[Collected data entries]

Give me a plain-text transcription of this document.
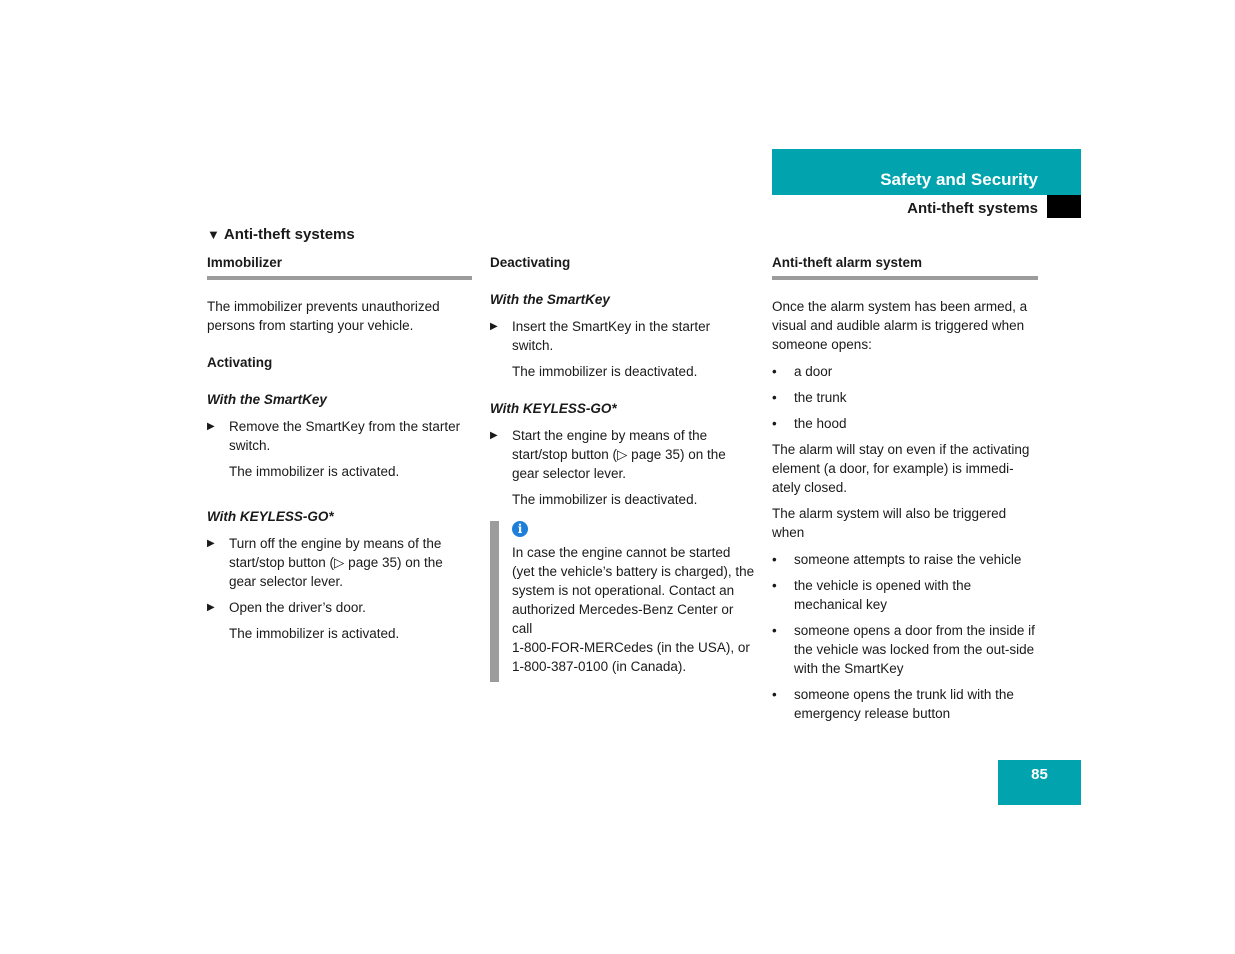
Safety and Security
Anti-theft systems
▼ Anti-theft systems
Immobilizer

The immobilizer prevents unauthorized persons from starting your vehicle.

Activating
With the SmartKey
▶ Remove the SmartKey from the starter switch.
The immobilizer is activated.
With KEYLESS-GO*
▶ Turn off the engine by means of the start/stop button (▷ page 35) on the gear selector lever.
▶ Open the driver’s door.
The immobilizer is activated.
Deactivating
With the SmartKey
▶ Insert the SmartKey in the starter switch.
The immobilizer is deactivated.
With KEYLESS-GO*
▶ Start the engine by means of the start/stop button (▷ page 35) on the gear selector lever.
The immobilizer is deactivated.
i
In case the engine cannot be started (yet the vehicle’s battery is charged), the system is not operational. Contact an authorized Mercedes-Benz Center or call
1-800-FOR-MERCedes (in the USA), or
1-800-387-0100 (in Canada).
Anti-theft alarm system

Once the alarm system has been armed, a visual and audible alarm is triggered when someone opens:

• a door
• the trunk
• the hood

The alarm will stay on even if the activating element (a door, for example) is immedi-ately closed.

The alarm system will also be triggered when

• someone attempts to raise the vehicle
• the vehicle is opened with the mechanical key
• someone opens a door from the inside if the vehicle was locked from the out-side with the SmartKey
• someone opens the trunk lid with the emergency release button
85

[PROBLEM] Exclude all images and restate the records above word for word.

[FINAL ANSWER]
Give me a plain-text transcription of this document.
Safety and Security
Anti-theft systems
▼ Anti-theft systems
Immobilizer

The immobilizer prevents unauthorized persons from starting your vehicle.

Activating
With the SmartKey
▶ Remove the SmartKey from the starter switch.
The immobilizer is activated.
With KEYLESS-GO*
▶ Turn off the engine by means of the start/stop button (▷ page 35) on the gear selector lever.
▶ Open the driver’s door.
The immobilizer is activated.
Deactivating
With the SmartKey
▶ Insert the SmartKey in the starter switch.
The immobilizer is deactivated.
With KEYLESS-GO*
▶ Start the engine by means of the start/stop button (▷ page 35) on the gear selector lever.
The immobilizer is deactivated.
i
In case the engine cannot be started (yet the vehicle’s battery is charged), the system is not operational. Contact an authorized Mercedes-Benz Center or call
1-800-FOR-MERCedes (in the USA), or
1-800-387-0100 (in Canada).
Anti-theft alarm system

Once the alarm system has been armed, a visual and audible alarm is triggered when someone opens:

• a door
• the trunk
• the hood

The alarm will stay on even if the activating element (a door, for example) is immedi-ately closed.

The alarm system will also be triggered when

• someone attempts to raise the vehicle
• the vehicle is opened with the mechanical key
• someone opens a door from the inside if the vehicle was locked from the out-side with the SmartKey
• someone opens the trunk lid with the emergency release button
85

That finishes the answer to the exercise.